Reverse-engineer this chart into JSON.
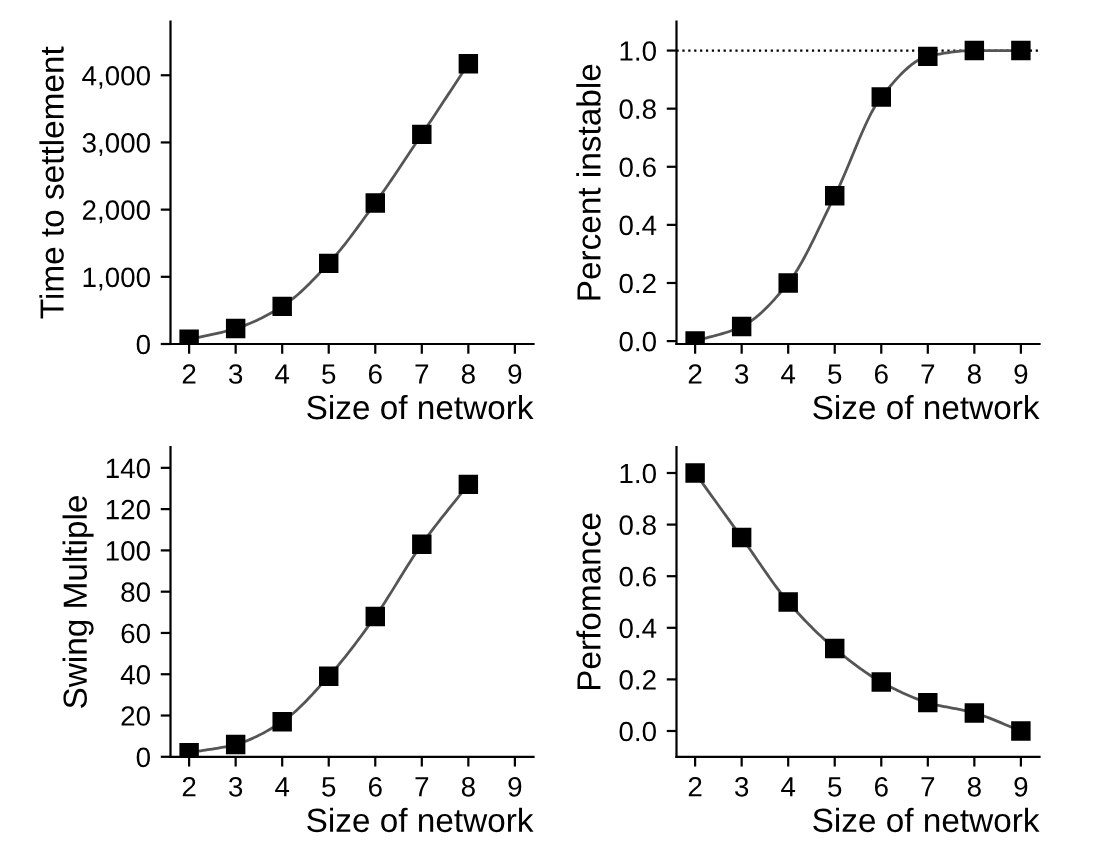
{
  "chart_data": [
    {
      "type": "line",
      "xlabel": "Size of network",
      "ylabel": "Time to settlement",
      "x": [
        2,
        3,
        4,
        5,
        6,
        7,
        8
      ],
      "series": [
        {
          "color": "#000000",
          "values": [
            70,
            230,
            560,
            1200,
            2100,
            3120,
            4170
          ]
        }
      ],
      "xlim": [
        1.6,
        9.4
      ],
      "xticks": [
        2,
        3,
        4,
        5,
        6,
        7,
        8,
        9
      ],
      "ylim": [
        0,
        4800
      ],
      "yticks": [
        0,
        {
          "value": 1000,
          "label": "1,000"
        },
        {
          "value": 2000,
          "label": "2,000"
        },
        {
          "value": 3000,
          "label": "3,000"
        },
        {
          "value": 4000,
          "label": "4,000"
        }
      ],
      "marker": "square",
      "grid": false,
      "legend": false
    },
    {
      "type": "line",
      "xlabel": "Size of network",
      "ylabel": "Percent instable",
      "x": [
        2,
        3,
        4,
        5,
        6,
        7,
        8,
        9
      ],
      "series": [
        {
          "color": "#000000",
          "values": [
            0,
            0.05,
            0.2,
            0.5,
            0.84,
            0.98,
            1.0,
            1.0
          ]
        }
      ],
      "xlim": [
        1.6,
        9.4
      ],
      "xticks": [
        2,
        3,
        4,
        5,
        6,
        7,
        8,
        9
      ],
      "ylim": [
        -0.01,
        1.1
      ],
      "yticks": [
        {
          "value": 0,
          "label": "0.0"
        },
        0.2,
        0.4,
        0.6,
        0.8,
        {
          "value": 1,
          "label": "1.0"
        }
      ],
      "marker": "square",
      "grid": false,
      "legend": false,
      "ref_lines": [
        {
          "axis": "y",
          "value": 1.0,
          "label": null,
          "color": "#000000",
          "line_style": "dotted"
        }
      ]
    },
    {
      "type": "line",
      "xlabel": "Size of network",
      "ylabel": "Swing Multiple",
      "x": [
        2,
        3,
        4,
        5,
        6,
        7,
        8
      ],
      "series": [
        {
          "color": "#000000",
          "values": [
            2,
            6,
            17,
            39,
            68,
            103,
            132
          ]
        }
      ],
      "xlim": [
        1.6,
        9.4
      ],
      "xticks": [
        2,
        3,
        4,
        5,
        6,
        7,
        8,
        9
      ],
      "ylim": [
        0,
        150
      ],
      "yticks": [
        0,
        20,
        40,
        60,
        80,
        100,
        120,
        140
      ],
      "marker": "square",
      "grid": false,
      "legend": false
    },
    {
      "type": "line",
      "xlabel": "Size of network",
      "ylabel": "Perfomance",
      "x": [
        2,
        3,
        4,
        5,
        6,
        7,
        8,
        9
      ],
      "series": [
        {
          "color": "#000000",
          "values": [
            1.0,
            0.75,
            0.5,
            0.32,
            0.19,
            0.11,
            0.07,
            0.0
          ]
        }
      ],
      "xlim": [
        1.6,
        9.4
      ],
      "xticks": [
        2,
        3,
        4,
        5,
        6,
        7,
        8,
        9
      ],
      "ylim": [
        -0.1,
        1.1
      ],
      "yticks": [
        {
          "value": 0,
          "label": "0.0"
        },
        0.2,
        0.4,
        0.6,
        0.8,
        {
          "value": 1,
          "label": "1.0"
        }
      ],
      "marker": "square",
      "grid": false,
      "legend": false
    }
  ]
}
────
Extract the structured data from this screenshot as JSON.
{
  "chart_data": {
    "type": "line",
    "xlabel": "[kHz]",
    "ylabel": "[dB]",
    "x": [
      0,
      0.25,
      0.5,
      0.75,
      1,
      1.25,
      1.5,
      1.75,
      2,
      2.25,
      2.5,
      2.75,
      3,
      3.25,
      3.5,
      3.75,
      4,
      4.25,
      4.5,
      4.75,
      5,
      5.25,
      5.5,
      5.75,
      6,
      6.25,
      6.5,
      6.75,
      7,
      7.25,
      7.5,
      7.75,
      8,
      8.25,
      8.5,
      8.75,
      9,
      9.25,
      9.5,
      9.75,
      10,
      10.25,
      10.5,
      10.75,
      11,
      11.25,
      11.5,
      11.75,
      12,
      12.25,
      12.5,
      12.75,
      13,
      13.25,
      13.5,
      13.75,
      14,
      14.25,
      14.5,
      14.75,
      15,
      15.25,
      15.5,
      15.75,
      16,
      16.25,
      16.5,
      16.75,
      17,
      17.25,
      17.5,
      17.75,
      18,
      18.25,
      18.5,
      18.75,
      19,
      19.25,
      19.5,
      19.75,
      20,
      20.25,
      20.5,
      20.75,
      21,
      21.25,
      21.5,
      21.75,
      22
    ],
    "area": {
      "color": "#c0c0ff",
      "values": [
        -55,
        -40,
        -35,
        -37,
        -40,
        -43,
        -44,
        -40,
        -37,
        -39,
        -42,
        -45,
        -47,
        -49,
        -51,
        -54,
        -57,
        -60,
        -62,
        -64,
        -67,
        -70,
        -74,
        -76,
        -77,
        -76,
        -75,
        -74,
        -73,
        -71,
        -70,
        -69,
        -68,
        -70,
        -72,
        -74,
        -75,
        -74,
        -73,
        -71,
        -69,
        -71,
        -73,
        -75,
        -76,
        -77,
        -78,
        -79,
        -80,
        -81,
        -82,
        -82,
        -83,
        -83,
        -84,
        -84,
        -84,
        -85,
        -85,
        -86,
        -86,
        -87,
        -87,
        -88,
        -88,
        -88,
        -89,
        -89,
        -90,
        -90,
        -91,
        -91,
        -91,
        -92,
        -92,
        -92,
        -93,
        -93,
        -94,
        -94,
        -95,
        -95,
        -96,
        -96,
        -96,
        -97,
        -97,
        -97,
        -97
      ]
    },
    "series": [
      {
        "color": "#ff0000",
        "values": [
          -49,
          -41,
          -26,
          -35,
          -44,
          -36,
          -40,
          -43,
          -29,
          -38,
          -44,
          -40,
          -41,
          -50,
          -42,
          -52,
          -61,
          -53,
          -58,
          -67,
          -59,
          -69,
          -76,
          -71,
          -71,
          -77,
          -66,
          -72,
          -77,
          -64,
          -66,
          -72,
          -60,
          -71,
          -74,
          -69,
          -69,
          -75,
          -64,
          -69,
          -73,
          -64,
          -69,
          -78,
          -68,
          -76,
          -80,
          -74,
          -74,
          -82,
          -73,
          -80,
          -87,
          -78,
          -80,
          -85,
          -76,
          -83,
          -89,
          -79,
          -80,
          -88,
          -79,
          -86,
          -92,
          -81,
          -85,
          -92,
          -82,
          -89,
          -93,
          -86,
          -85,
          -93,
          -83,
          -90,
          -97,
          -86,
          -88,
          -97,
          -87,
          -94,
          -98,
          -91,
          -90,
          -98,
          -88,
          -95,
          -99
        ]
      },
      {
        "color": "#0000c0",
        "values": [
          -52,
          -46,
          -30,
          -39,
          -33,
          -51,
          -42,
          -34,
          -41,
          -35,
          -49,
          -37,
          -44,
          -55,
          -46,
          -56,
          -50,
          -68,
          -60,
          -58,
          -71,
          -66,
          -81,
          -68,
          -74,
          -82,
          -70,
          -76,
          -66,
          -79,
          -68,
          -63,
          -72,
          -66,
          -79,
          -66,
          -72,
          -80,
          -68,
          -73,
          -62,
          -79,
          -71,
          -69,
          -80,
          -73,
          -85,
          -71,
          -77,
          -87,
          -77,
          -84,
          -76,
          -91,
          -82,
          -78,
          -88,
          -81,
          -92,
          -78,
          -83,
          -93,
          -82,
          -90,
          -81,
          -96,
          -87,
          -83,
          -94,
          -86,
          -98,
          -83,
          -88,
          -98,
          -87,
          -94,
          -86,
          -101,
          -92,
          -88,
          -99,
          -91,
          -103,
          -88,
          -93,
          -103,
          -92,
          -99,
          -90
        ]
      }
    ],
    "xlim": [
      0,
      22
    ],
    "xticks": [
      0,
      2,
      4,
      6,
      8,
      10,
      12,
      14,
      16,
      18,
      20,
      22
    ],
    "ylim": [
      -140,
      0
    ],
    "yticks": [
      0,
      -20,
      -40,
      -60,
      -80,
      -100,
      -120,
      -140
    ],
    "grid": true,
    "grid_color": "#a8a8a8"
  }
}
────
_WHAT YOU HAVE TO DO_. Give the count of lines holding the word "JSON", with no other words.

_EXPECTED ANSWER_. 2